BEGIN Data for processing

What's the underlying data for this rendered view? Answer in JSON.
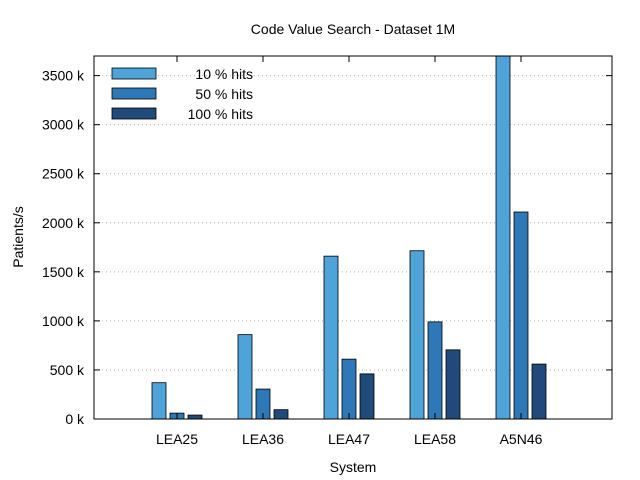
{
  "chart_data": {
    "type": "bar",
    "title": "Code Value Search - Dataset 1M",
    "xlabel": "System",
    "ylabel": "Patients/s",
    "categories": [
      "LEA25",
      "LEA36",
      "LEA47",
      "LEA58",
      "A5N46"
    ],
    "series": [
      {
        "name": "10 % hits",
        "color": "#4ea3d8",
        "values": [
          370,
          860,
          1660,
          1715,
          3700
        ]
      },
      {
        "name": "50 % hits",
        "color": "#2f78b8",
        "values": [
          60,
          305,
          610,
          990,
          2110
        ]
      },
      {
        "name": "100 % hits",
        "color": "#1f4a7a",
        "values": [
          40,
          95,
          460,
          705,
          560
        ]
      }
    ],
    "yticks": [
      0,
      500,
      1000,
      1500,
      2000,
      2500,
      3000,
      3500
    ],
    "ytick_labels": [
      "0 k",
      "500 k",
      "1000 k",
      "1500 k",
      "2000 k",
      "2500 k",
      "3000 k",
      "3500 k"
    ],
    "ylim": [
      0,
      3700
    ],
    "grid": "horizontal dotted",
    "legend_position": "top-left"
  }
}
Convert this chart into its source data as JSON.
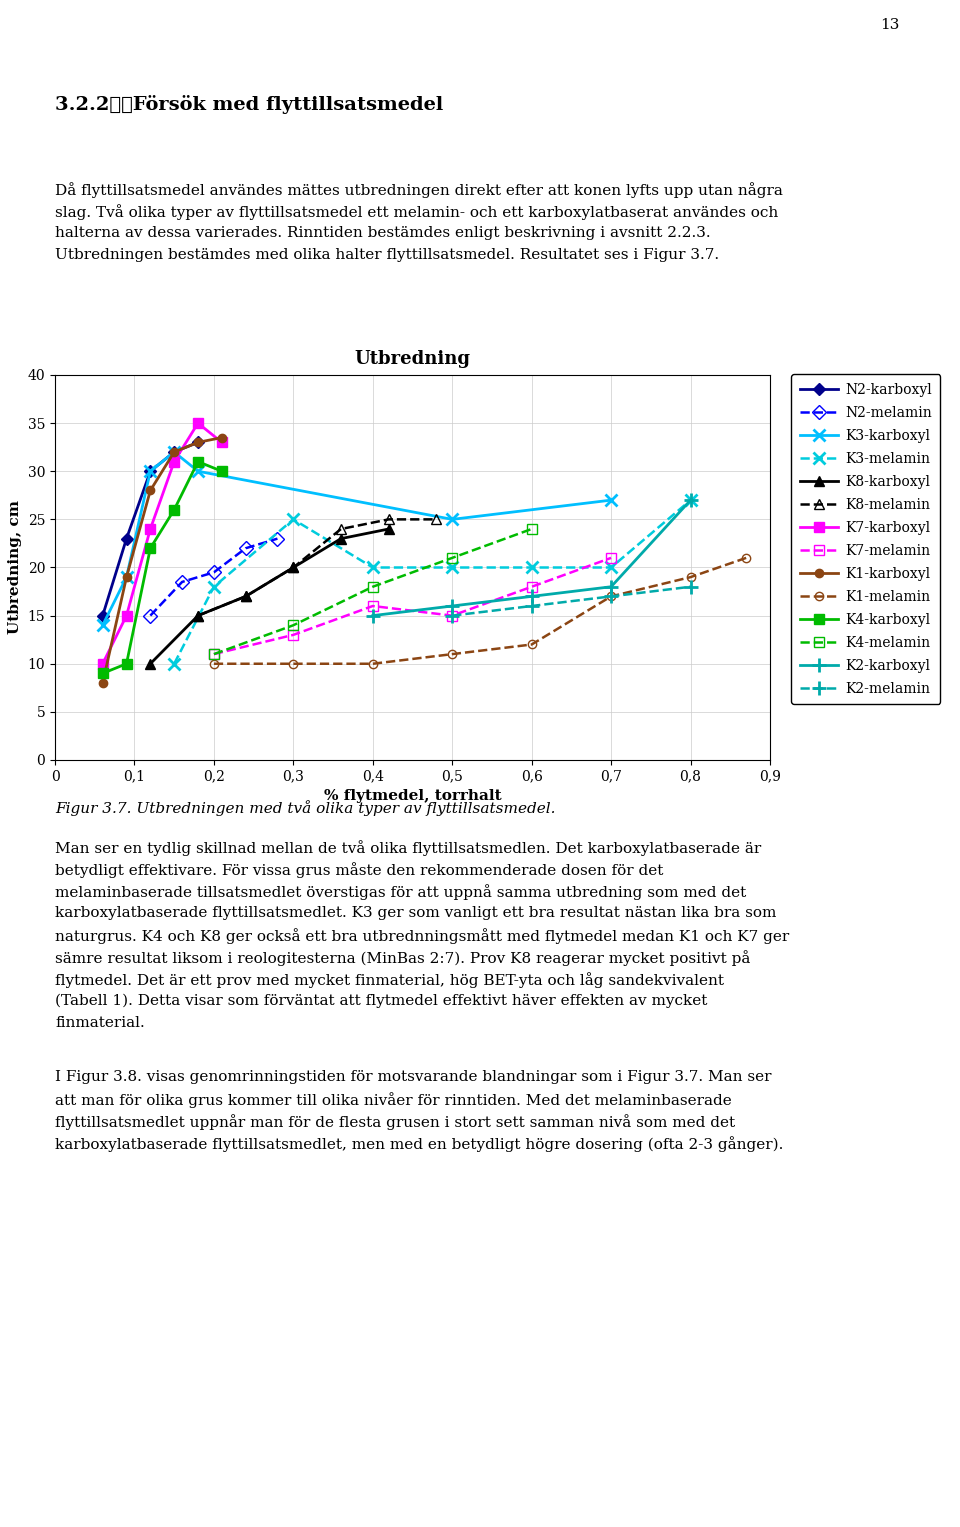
{
  "title": "Utbredning",
  "xlabel": "% flytmedel, torrhalt",
  "ylabel": "Utbredning, cm",
  "xlim": [
    0,
    0.9
  ],
  "ylim": [
    0,
    40
  ],
  "xticks": [
    0,
    0.1,
    0.2,
    0.3,
    0.4,
    0.5,
    0.6,
    0.7,
    0.8,
    0.9
  ],
  "yticks": [
    0,
    5,
    10,
    15,
    20,
    25,
    30,
    35,
    40
  ],
  "xtick_labels": [
    "0",
    "0,1",
    "0,2",
    "0,3",
    "0,4",
    "0,5",
    "0,6",
    "0,7",
    "0,8",
    "0,9"
  ],
  "series": [
    {
      "label": "N2-karboxyl",
      "color": "#00008B",
      "linestyle": "-",
      "marker": "D",
      "markerfacecolor": "#00008B",
      "markersize": 6,
      "lw": 2.0,
      "x": [
        0.06,
        0.09,
        0.12,
        0.15,
        0.18
      ],
      "y": [
        15.0,
        23.0,
        30.0,
        32.0,
        33.0
      ]
    },
    {
      "label": "N2-melamin",
      "color": "#0000FF",
      "linestyle": "--",
      "marker": "D",
      "markerfacecolor": "none",
      "markersize": 7,
      "lw": 1.8,
      "x": [
        0.12,
        0.16,
        0.2,
        0.24,
        0.28
      ],
      "y": [
        15.0,
        18.5,
        19.5,
        22.0,
        23.0
      ]
    },
    {
      "label": "K3-karboxyl",
      "color": "#00BFFF",
      "linestyle": "-",
      "marker": "x",
      "markerfacecolor": "#00BFFF",
      "markersize": 9,
      "markeredgewidth": 2.0,
      "lw": 2.0,
      "x": [
        0.06,
        0.09,
        0.12,
        0.15,
        0.18,
        0.5,
        0.7
      ],
      "y": [
        14.0,
        19.0,
        30.0,
        32.0,
        30.0,
        25.0,
        27.0
      ]
    },
    {
      "label": "K3-melamin",
      "color": "#00CCDD",
      "linestyle": "--",
      "marker": "x",
      "markerfacecolor": "#00CCDD",
      "markersize": 9,
      "markeredgewidth": 2.0,
      "lw": 1.8,
      "x": [
        0.15,
        0.2,
        0.3,
        0.4,
        0.5,
        0.6,
        0.7,
        0.8
      ],
      "y": [
        10.0,
        18.0,
        25.0,
        20.0,
        20.0,
        20.0,
        20.0,
        27.0
      ]
    },
    {
      "label": "K8-karboxyl",
      "color": "#000000",
      "linestyle": "-",
      "marker": "^",
      "markerfacecolor": "#000000",
      "markersize": 7,
      "lw": 2.0,
      "x": [
        0.12,
        0.18,
        0.24,
        0.3,
        0.36,
        0.42
      ],
      "y": [
        10.0,
        15.0,
        17.0,
        20.0,
        23.0,
        24.0
      ]
    },
    {
      "label": "K8-melamin",
      "color": "#000000",
      "linestyle": "--",
      "marker": "^",
      "markerfacecolor": "none",
      "markersize": 7,
      "lw": 1.8,
      "x": [
        0.18,
        0.24,
        0.3,
        0.36,
        0.42,
        0.48
      ],
      "y": [
        15.0,
        17.0,
        20.0,
        24.0,
        25.0,
        25.0
      ]
    },
    {
      "label": "K7-karboxyl",
      "color": "#FF00FF",
      "linestyle": "-",
      "marker": "s",
      "markerfacecolor": "#FF00FF",
      "markersize": 7,
      "lw": 2.0,
      "x": [
        0.06,
        0.09,
        0.12,
        0.15,
        0.18,
        0.21
      ],
      "y": [
        10.0,
        15.0,
        24.0,
        31.0,
        35.0,
        33.0
      ]
    },
    {
      "label": "K7-melamin",
      "color": "#FF00FF",
      "linestyle": "--",
      "marker": "s",
      "markerfacecolor": "none",
      "markersize": 7,
      "lw": 1.8,
      "x": [
        0.2,
        0.3,
        0.4,
        0.5,
        0.6,
        0.7
      ],
      "y": [
        11.0,
        13.0,
        16.0,
        15.0,
        18.0,
        21.0
      ]
    },
    {
      "label": "K1-karboxyl",
      "color": "#8B4513",
      "linestyle": "-",
      "marker": "o",
      "markerfacecolor": "#8B4513",
      "markersize": 6,
      "lw": 2.0,
      "x": [
        0.06,
        0.09,
        0.12,
        0.15,
        0.18,
        0.21
      ],
      "y": [
        8.0,
        19.0,
        28.0,
        32.0,
        33.0,
        33.5
      ]
    },
    {
      "label": "K1-melamin",
      "color": "#8B4513",
      "linestyle": "--",
      "marker": "o",
      "markerfacecolor": "none",
      "markersize": 6,
      "lw": 1.8,
      "x": [
        0.2,
        0.3,
        0.4,
        0.5,
        0.6,
        0.7,
        0.8,
        0.87
      ],
      "y": [
        10.0,
        10.0,
        10.0,
        11.0,
        12.0,
        17.0,
        19.0,
        21.0
      ]
    },
    {
      "label": "K4-karboxyl",
      "color": "#00BB00",
      "linestyle": "-",
      "marker": "s",
      "markerfacecolor": "#00BB00",
      "markersize": 7,
      "lw": 2.0,
      "x": [
        0.06,
        0.09,
        0.12,
        0.15,
        0.18,
        0.21
      ],
      "y": [
        9.0,
        10.0,
        22.0,
        26.0,
        31.0,
        30.0
      ]
    },
    {
      "label": "K4-melamin",
      "color": "#00BB00",
      "linestyle": "--",
      "marker": "s",
      "markerfacecolor": "none",
      "markersize": 7,
      "lw": 1.8,
      "x": [
        0.2,
        0.3,
        0.4,
        0.5,
        0.6
      ],
      "y": [
        11.0,
        14.0,
        18.0,
        21.0,
        24.0
      ]
    },
    {
      "label": "K2-karboxyl",
      "color": "#00AAAA",
      "linestyle": "-",
      "marker": "+",
      "markerfacecolor": "#00AAAA",
      "markersize": 10,
      "markeredgewidth": 2.0,
      "lw": 2.0,
      "x": [
        0.4,
        0.5,
        0.6,
        0.7,
        0.8
      ],
      "y": [
        15.0,
        16.0,
        17.0,
        18.0,
        27.0
      ]
    },
    {
      "label": "K2-melamin",
      "color": "#00AAAA",
      "linestyle": "--",
      "marker": "+",
      "markerfacecolor": "#00AAAA",
      "markersize": 10,
      "markeredgewidth": 2.0,
      "lw": 1.8,
      "x": [
        0.5,
        0.6,
        0.7,
        0.8
      ],
      "y": [
        15.0,
        16.0,
        17.0,
        18.0
      ]
    }
  ],
  "figsize": [
    9.6,
    15.27
  ],
  "dpi": 100,
  "background_color": "#FFFFFF",
  "page_number": "13",
  "heading": "3.2.2\t\tFörsök med flyttillsatsmedel",
  "intro_line1": "Då flyttillsatsmedel användes mättes utbredningen direkt efter att konen lyfts upp utan några",
  "intro_line2": "slag. Två olika typer av flyttillsatsmedel ett melamin- och ett karboxylatbaserat användes och",
  "intro_line3": "halterna av dessa varierades. Rinntiden bestämdes enligt beskrivning i avsnitt 2.2.3.",
  "intro_line4": "Utbredningen bestämdes med olika halter flyttillsatsmedel. Resultatet ses i Figur 3.7.",
  "caption": "Figur 3.7. Utbredningen med två olika typer av flyttillsatsmedel.",
  "body_line1": "Man ser en tydlig skillnad mellan de två olika flyttillsatsmedlen. Det karboxylatbaserade är",
  "body_line2": "betydligt effektivare. För vissa grus måste den rekommenderade dosen för det",
  "body_line3": "melaminbaserade tillsatsmedlet överstigas för att uppnå samma utbredning som med det",
  "body_line4": "karboxylatbaserade flyttillsatsmedlet. K3 ger som vanligt ett bra resultat nästan lika bra som",
  "body_line5": "naturgrus. K4 och K8 ger också ett bra utbrednningsmått med flytmedel medan K1 och K7 ger",
  "body_line6": "sämre resultat liksom i reologitesterna (MinBas 2:7). Prov K8 reagerar mycket positivt på",
  "body_line7": "flytmedel. Det är ett prov med mycket finmaterial, hög BET-yta och låg sandekvivalent",
  "body_line8": "(Tabell 1). Detta visar som förväntat att flytmedel effektivt häver effekten av mycket",
  "body_line9": "finmaterial.",
  "footer_line1": "I Figur 3.8. visas genomrinningstiden för motsvarande blandningar som i Figur 3.7. Man ser",
  "footer_line2": "att man för olika grus kommer till olika nivåer för rinntiden. Med det melaminbaserade",
  "footer_line3": "flyttillsatsmedlet uppnår man för de flesta grusen i stort sett samman nivå som med det",
  "footer_line4": "karboxylatbaserade flyttillsatsmedlet, men med en betydligt högre dosering (ofta 2-3 gånger)."
}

END Data for processing

## Work instruction:
Check each line of the entries for the string "ylabel". Copy the lines that have it.

## Task response:
    "ylabel": "Patients/s",
  "ylabel": "Utbredning, cm",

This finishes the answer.